### WHAT IS NEEDED:
Check each line of the listing for the string "bottom", count the lines that have it, and answer with that number only.

==*==

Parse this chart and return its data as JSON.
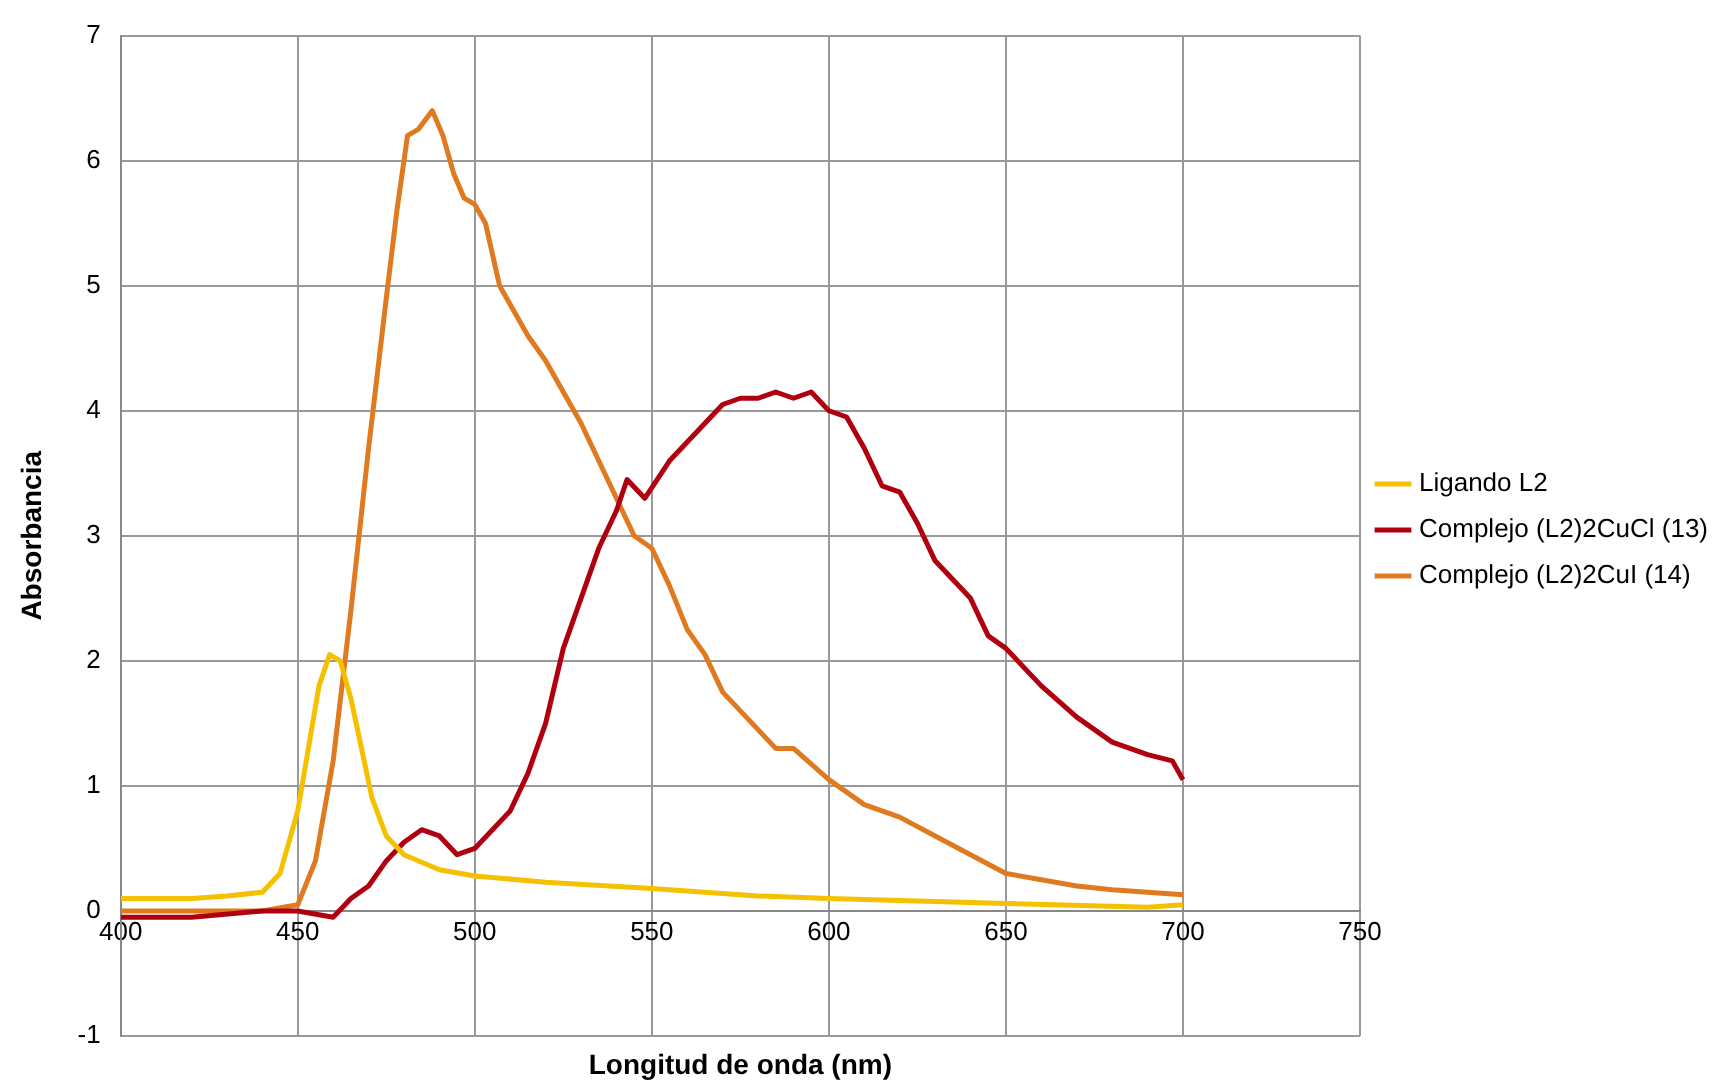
{
  "chart_data": {
    "type": "line",
    "xlabel": "Longitud de onda (nm)",
    "ylabel": "Absorbancia",
    "xlim": [
      400,
      750
    ],
    "xticks": [
      400,
      450,
      500,
      550,
      600,
      650,
      700,
      750
    ],
    "ylim": [
      -1,
      7
    ],
    "yticks": [
      -1,
      0,
      1,
      2,
      3,
      4,
      5,
      6,
      7
    ],
    "grid": true,
    "legend": "right",
    "marker": "none",
    "line_style": "solid",
    "series": [
      {
        "name": "Ligando L2",
        "color": "#f5c000",
        "x": [
          400,
          420,
          430,
          440,
          445,
          450,
          453,
          456,
          459,
          462,
          465,
          468,
          471,
          475,
          480,
          490,
          500,
          520,
          550,
          580,
          600,
          650,
          690,
          700
        ],
        "values": [
          0.1,
          0.1,
          0.12,
          0.15,
          0.3,
          0.8,
          1.3,
          1.8,
          2.05,
          2.0,
          1.7,
          1.3,
          0.9,
          0.6,
          0.45,
          0.33,
          0.28,
          0.23,
          0.18,
          0.12,
          0.1,
          0.06,
          0.03,
          0.05
        ]
      },
      {
        "name": "Complejo (L2)2CuCl (13)",
        "color": "#b00010",
        "x": [
          400,
          420,
          440,
          450,
          460,
          465,
          470,
          475,
          480,
          485,
          490,
          495,
          500,
          510,
          515,
          520,
          525,
          530,
          535,
          540,
          543,
          548,
          555,
          560,
          565,
          570,
          575,
          580,
          585,
          590,
          595,
          600,
          605,
          610,
          615,
          620,
          625,
          630,
          640,
          645,
          650,
          660,
          670,
          680,
          690,
          697,
          700
        ],
        "values": [
          -0.05,
          -0.05,
          0,
          0,
          -0.05,
          0.1,
          0.2,
          0.4,
          0.55,
          0.65,
          0.6,
          0.45,
          0.5,
          0.8,
          1.1,
          1.5,
          2.1,
          2.5,
          2.9,
          3.2,
          3.45,
          3.3,
          3.6,
          3.75,
          3.9,
          4.05,
          4.1,
          4.1,
          4.15,
          4.1,
          4.15,
          4.0,
          3.95,
          3.7,
          3.4,
          3.35,
          3.1,
          2.8,
          2.5,
          2.2,
          2.1,
          1.8,
          1.55,
          1.35,
          1.25,
          1.2,
          1.05
        ]
      },
      {
        "name": "Complejo (L2)2CuI (14)",
        "color": "#e07a20",
        "x": [
          400,
          440,
          450,
          455,
          460,
          465,
          470,
          475,
          478,
          481,
          484,
          488,
          491,
          494,
          497,
          500,
          503,
          507,
          515,
          520,
          525,
          530,
          535,
          540,
          545,
          550,
          555,
          560,
          565,
          570,
          575,
          580,
          585,
          590,
          600,
          610,
          620,
          630,
          640,
          650,
          660,
          670,
          680,
          690,
          700
        ],
        "values": [
          0,
          0,
          0.05,
          0.4,
          1.2,
          2.4,
          3.7,
          4.9,
          5.6,
          6.2,
          6.25,
          6.4,
          6.2,
          5.9,
          5.7,
          5.65,
          5.5,
          5.0,
          4.6,
          4.4,
          4.15,
          3.9,
          3.6,
          3.3,
          3.0,
          2.9,
          2.6,
          2.25,
          2.05,
          1.75,
          1.6,
          1.45,
          1.3,
          1.3,
          1.05,
          0.85,
          0.75,
          0.6,
          0.45,
          0.3,
          0.25,
          0.2,
          0.17,
          0.15,
          0.13
        ]
      }
    ]
  }
}
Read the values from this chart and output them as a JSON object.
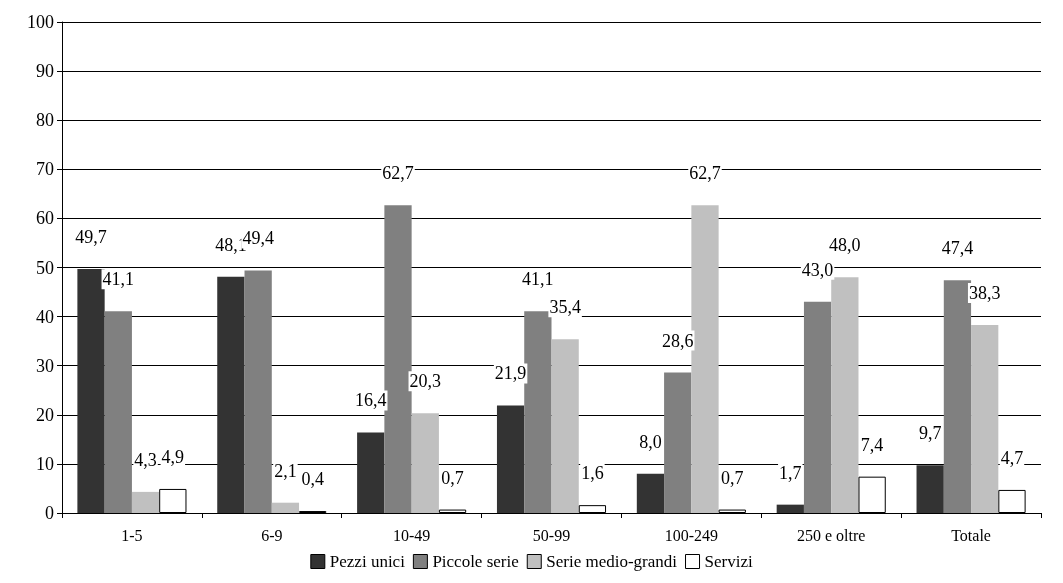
{
  "chart_data": {
    "type": "bar",
    "categories": [
      "1-5",
      "6-9",
      "10-49",
      "50-99",
      "100-249",
      "250 e oltre",
      "Totale"
    ],
    "series": [
      {
        "name": "Pezzi unici",
        "color": "#333333",
        "values": [
          49.7,
          48.1,
          16.4,
          21.9,
          8.0,
          1.7,
          9.7
        ],
        "value_labels": [
          "49,7",
          "48,1",
          "16,4",
          "21,9",
          "8,0",
          "1,7",
          "9,7"
        ]
      },
      {
        "name": "Piccole serie",
        "color": "#808080",
        "values": [
          41.1,
          49.4,
          62.7,
          41.1,
          28.6,
          43.0,
          47.4
        ],
        "value_labels": [
          "41,1",
          "49,4",
          "62,7",
          "41,1",
          "28,6",
          "43,0",
          "47,4"
        ]
      },
      {
        "name": "Serie medio-grandi",
        "color": "#c0c0c0",
        "values": [
          4.3,
          2.1,
          20.3,
          35.4,
          62.7,
          48.0,
          38.3
        ],
        "value_labels": [
          "4,3",
          "2,1",
          "20,3",
          "35,4",
          "62,7",
          "48,0",
          "38,3"
        ]
      },
      {
        "name": "Servizi",
        "color": "#ffffff",
        "values": [
          4.9,
          0.4,
          0.7,
          1.6,
          0.7,
          7.4,
          4.7
        ],
        "value_labels": [
          "4,9",
          "0,4",
          "0,7",
          "1,6",
          "0,7",
          "7,4",
          "4,7"
        ]
      }
    ],
    "ylim": [
      0,
      100
    ],
    "yticks": [
      0,
      10,
      20,
      30,
      40,
      50,
      60,
      70,
      80,
      90,
      100
    ],
    "grid": "y",
    "legend": "bottom"
  }
}
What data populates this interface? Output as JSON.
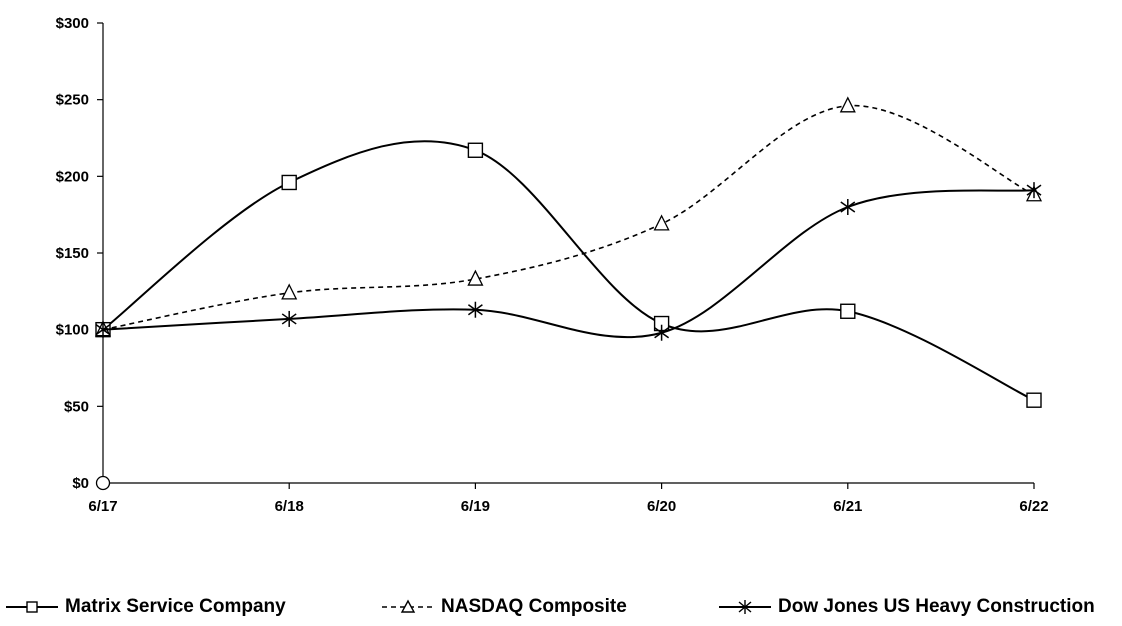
{
  "chart_data": {
    "type": "line",
    "categories": [
      "6/17",
      "6/18",
      "6/19",
      "6/20",
      "6/21",
      "6/22"
    ],
    "ylim": [
      0,
      300
    ],
    "yticks": [
      0,
      50,
      100,
      150,
      200,
      250,
      300
    ],
    "ytick_labels": [
      "$0",
      "$50",
      "$100",
      "$150",
      "$200",
      "$250",
      "$300"
    ],
    "grid": false,
    "legend_position": "bottom",
    "origin_marker": "circle",
    "series": [
      {
        "name": "Matrix Service Company",
        "values": [
          100,
          196,
          217,
          104,
          112,
          54
        ],
        "marker": "square",
        "dash": "solid",
        "color": "#000000"
      },
      {
        "name": "NASDAQ Composite",
        "values": [
          100,
          124,
          133,
          169,
          246,
          188
        ],
        "marker": "triangle",
        "dash": "dashed",
        "color": "#000000"
      },
      {
        "name": "Dow Jones US Heavy Construction",
        "values": [
          100,
          107,
          113,
          98,
          180,
          191
        ],
        "marker": "asterisk",
        "dash": "solid",
        "color": "#000000"
      }
    ]
  }
}
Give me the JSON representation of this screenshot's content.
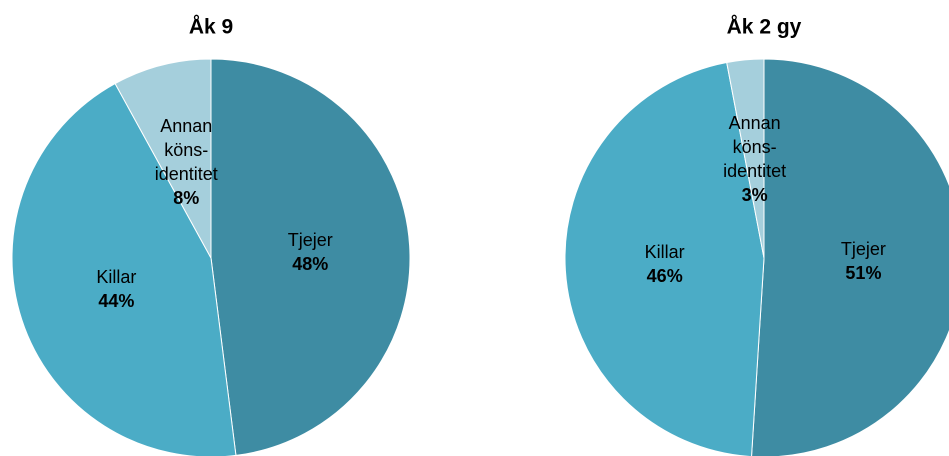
{
  "chart_data": [
    {
      "type": "pie",
      "title": "Åk 9",
      "categories": [
        "Tjejer",
        "Killar",
        "Annan köns-identitet"
      ],
      "values": [
        48,
        44,
        8
      ],
      "value_labels": [
        "48%",
        "44%",
        "8%"
      ],
      "colors": [
        "#3e8ca3",
        "#4bacc6",
        "#a5cfdc"
      ]
    },
    {
      "type": "pie",
      "title": "Åk 2 gy",
      "categories": [
        "Tjejer",
        "Killar",
        "Annan köns-identitet"
      ],
      "values": [
        51,
        46,
        3
      ],
      "value_labels": [
        "51%",
        "46%",
        "3%"
      ],
      "colors": [
        "#3e8ca3",
        "#4bacc6",
        "#a5cfdc"
      ]
    }
  ]
}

==*==

### RESPONSE:
2